----- Listed records
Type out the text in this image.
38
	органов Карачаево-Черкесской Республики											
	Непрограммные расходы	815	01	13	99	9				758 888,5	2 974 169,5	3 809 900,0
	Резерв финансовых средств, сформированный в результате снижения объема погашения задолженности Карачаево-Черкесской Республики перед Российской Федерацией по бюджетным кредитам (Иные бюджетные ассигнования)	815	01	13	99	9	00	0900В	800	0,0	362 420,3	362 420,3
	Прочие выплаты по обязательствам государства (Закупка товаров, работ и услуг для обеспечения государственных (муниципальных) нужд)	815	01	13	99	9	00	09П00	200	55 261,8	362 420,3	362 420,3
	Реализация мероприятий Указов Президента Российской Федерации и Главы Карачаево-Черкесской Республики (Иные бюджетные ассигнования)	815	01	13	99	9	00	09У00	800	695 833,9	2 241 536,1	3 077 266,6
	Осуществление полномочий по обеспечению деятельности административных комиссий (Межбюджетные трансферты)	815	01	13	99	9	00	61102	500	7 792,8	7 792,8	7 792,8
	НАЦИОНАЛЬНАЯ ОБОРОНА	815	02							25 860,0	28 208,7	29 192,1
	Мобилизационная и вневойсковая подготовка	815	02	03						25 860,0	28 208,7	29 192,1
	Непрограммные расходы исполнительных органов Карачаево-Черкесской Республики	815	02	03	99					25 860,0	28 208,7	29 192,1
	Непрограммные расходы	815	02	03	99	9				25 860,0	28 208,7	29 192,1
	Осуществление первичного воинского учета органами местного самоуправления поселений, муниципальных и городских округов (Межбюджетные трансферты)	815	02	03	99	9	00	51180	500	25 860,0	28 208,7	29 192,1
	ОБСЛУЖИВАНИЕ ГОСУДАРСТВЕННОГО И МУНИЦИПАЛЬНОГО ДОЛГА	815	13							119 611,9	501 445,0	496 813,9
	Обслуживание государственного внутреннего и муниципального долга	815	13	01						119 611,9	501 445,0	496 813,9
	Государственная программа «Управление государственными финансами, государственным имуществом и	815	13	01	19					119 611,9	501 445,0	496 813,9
----------
• Directions for this task:
Transcribe every line of the data, exactly as it stands.

• Solution to this problem:
Type out the text in this image.
38
	органов Карачаево-Черкесской Республики											
	Непрограммные расходы	815	01	13	99	9				758 888,5	2 974 169,5	3 809 900,0
	Резерв финансовых средств, сформированный в результате снижения объема погашения задолженности Карачаево-Черкесской Республики перед Российской Федерацией по бюджетным кредитам (Иные бюджетные ассигнования)	815	01	13	99	9	00	0900В	800	0,0	362 420,3	362 420,3
	Прочие выплаты по обязательствам государства (Закупка товаров, работ и услуг для обеспечения государственных (муниципальных) нужд)	815	01	13	99	9	00	09П00	200	55 261,8	362 420,3	362 420,3
	Реализация мероприятий Указов Президента Российской Федерации и Главы Карачаево-Черкесской Республики (Иные бюджетные ассигнования)	815	01	13	99	9	00	09У00	800	695 833,9	2 241 536,1	3 077 266,6
	Осуществление полномочий по обеспечению деятельности административных комиссий (Межбюджетные трансферты)	815	01	13	99	9	00	61102	500	7 792,8	7 792,8	7 792,8
	НАЦИОНАЛЬНАЯ ОБОРОНА	815	02							25 860,0	28 208,7	29 192,1
	Мобилизационная и вневойсковая подготовка	815	02	03						25 860,0	28 208,7	29 192,1
	Непрограммные расходы исполнительных органов Карачаево-Черкесской Республики	815	02	03	99					25 860,0	28 208,7	29 192,1
	Непрограммные расходы	815	02	03	99	9				25 860,0	28 208,7	29 192,1
	Осуществление первичного воинского учета органами местного самоуправления поселений, муниципальных и городских округов (Межбюджетные трансферты)	815	02	03	99	9	00	51180	500	25 860,0	28 208,7	29 192,1
	ОБСЛУЖИВАНИЕ ГОСУДАРСТВЕННОГО И МУНИЦИПАЛЬНОГО ДОЛГА	815	13							119 611,9	501 445,0	496 813,9
	Обслуживание государственного внутреннего и муниципального долга	815	13	01						119 611,9	501 445,0	496 813,9
	Государственная программа «Управление государственными финансами, государственным имуществом и	815	13	01	19					119 611,9	501 445,0	496 813,9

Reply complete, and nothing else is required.